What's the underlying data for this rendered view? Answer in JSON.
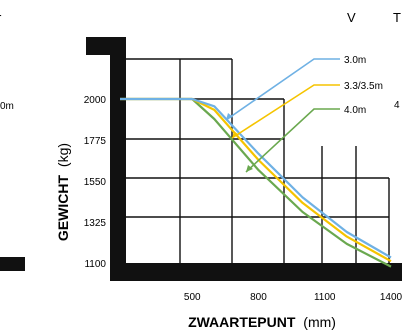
{
  "edge_glyphs": {
    "top_left": "r",
    "mid_left": "0m",
    "top_v": "V",
    "top_t": "T",
    "right_four": "4"
  },
  "chart_data": {
    "type": "line",
    "xlabel": {
      "bold": "ZWAARTEPUNT",
      "unit": "(mm)"
    },
    "ylabel": {
      "bold": "GEWICHT",
      "unit": "(kg)"
    },
    "x_ticks": [
      500,
      800,
      1100,
      1400
    ],
    "x_tick_labels": [
      "500",
      "800",
      "1100",
      "1400"
    ],
    "y_ticks": [
      1100,
      1325,
      1550,
      1775,
      2000
    ],
    "y_tick_labels": [
      "1100",
      "1325",
      "1550",
      "1775",
      "2000"
    ],
    "xlim": [
      200,
      1450
    ],
    "ylim": [
      1100,
      2000
    ],
    "grid": true,
    "legend_position": "top-right (callouts with leader lines)",
    "colors": {
      "3.0m": "#6fb1e4",
      "3.3/3.5m": "#f5c400",
      "4.0m": "#6aa84f",
      "frame": "#000000"
    },
    "series": [
      {
        "name": "3.0m",
        "x": [
          500,
          600,
          800,
          1000,
          1200,
          1400
        ],
        "y": [
          2000,
          1960,
          1700,
          1460,
          1270,
          1130
        ]
      },
      {
        "name": "3.3/3.5m",
        "x": [
          500,
          600,
          800,
          1000,
          1200,
          1400
        ],
        "y": [
          2000,
          1940,
          1665,
          1430,
          1245,
          1110
        ]
      },
      {
        "name": "4.0m",
        "x": [
          500,
          600,
          800,
          1000,
          1200,
          1400
        ],
        "y": [
          2000,
          1890,
          1610,
          1380,
          1205,
          1080
        ]
      }
    ]
  }
}
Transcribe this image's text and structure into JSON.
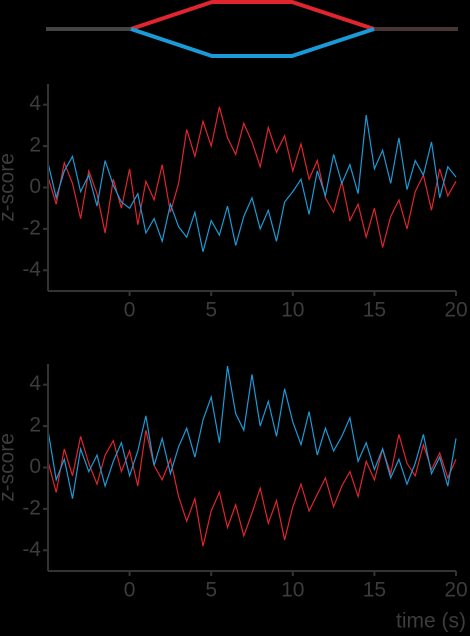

────────

Copy each line in full and exactly, omitting any picture.

What's the underlying data for this rendered view? Answer in JSON.
{
  "edge_glyphs": {
    "top_left": "r",
    "mid_left": "0m",
    "top_v": "V",
    "top_t": "T",
    "right_four": "4"
  },
  "chart_data": {
    "type": "line",
    "xlabel": {
      "bold": "ZWAARTEPUNT",
      "unit": "(mm)"
    },
    "ylabel": {
      "bold": "GEWICHT",
      "unit": "(kg)"
    },
    "x_ticks": [
      500,
      800,
      1100,
      1400
    ],
    "x_tick_labels": [
      "500",
      "800",
      "1100",
      "1400"
    ],
    "y_ticks": [
      1100,
      1325,
      1550,
      1775,
      2000
    ],
    "y_tick_labels": [
      "1100",
      "1325",
      "1550",
      "1775",
      "2000"
    ],
    "xlim": [
      200,
      1450
    ],
    "ylim": [
      1100,
      2000
    ],
    "grid": true,
    "legend_position": "top-right (callouts with leader lines)",
    "colors": {
      "3.0m": "#6fb1e4",
      "3.3/3.5m": "#f5c400",
      "4.0m": "#6aa84f",
      "frame": "#000000"
    },
    "series": [
      {
        "name": "3.0m",
        "x": [
          500,
          600,
          800,
          1000,
          1200,
          1400
        ],
        "y": [
          2000,
          1960,
          1700,
          1460,
          1270,
          1130
        ]
      },
      {
        "name": "3.3/3.5m",
        "x": [
          500,
          600,
          800,
          1000,
          1200,
          1400
        ],
        "y": [
          2000,
          1940,
          1665,
          1430,
          1245,
          1110
        ]
      },
      {
        "name": "4.0m",
        "x": [
          500,
          600,
          800,
          1000,
          1200,
          1400
        ],
        "y": [
          2000,
          1890,
          1610,
          1380,
          1205,
          1080
        ]
      }
    ]
  }
}
Transcribe this image's text and structure into JSON.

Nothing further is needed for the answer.